BEGIN DATA ENTRIES
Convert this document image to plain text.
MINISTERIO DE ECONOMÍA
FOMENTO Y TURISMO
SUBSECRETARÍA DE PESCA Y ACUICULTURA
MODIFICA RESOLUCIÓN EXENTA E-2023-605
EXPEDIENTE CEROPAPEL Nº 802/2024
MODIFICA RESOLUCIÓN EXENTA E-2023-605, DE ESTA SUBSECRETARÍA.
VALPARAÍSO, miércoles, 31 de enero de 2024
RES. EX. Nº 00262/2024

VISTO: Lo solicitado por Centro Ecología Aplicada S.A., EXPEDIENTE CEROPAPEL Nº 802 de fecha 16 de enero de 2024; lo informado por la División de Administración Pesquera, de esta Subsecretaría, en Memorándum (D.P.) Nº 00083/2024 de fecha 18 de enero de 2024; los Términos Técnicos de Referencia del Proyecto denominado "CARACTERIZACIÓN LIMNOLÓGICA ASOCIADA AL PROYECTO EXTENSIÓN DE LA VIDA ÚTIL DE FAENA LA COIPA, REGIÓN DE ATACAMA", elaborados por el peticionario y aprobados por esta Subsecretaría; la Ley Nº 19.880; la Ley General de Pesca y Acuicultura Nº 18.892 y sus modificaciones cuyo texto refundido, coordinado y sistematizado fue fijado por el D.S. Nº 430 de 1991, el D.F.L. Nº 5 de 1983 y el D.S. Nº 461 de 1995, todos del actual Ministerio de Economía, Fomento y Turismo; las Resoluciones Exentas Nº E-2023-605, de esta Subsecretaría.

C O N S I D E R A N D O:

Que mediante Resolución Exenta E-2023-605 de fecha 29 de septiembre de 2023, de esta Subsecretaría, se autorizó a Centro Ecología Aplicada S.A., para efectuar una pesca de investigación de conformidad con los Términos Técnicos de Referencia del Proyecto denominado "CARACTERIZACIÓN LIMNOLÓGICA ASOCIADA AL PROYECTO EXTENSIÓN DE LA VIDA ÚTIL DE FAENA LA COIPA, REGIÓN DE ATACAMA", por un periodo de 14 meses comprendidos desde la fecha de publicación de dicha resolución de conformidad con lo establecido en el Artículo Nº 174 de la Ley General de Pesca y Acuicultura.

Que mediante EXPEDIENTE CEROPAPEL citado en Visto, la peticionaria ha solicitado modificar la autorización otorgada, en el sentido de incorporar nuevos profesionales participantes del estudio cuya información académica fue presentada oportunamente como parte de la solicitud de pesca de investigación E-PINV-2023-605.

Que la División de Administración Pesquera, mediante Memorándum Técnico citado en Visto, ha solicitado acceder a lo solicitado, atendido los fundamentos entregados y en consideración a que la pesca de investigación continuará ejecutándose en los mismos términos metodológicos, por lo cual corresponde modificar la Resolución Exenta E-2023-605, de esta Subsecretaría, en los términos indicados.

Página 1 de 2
END DATA ENTRIES
§ **PROBLEM TO WORK ON**
Tally how many lines of the material contain the word "enero". The answer must be the number and nothing else.

§ **THE OUTPUT**
2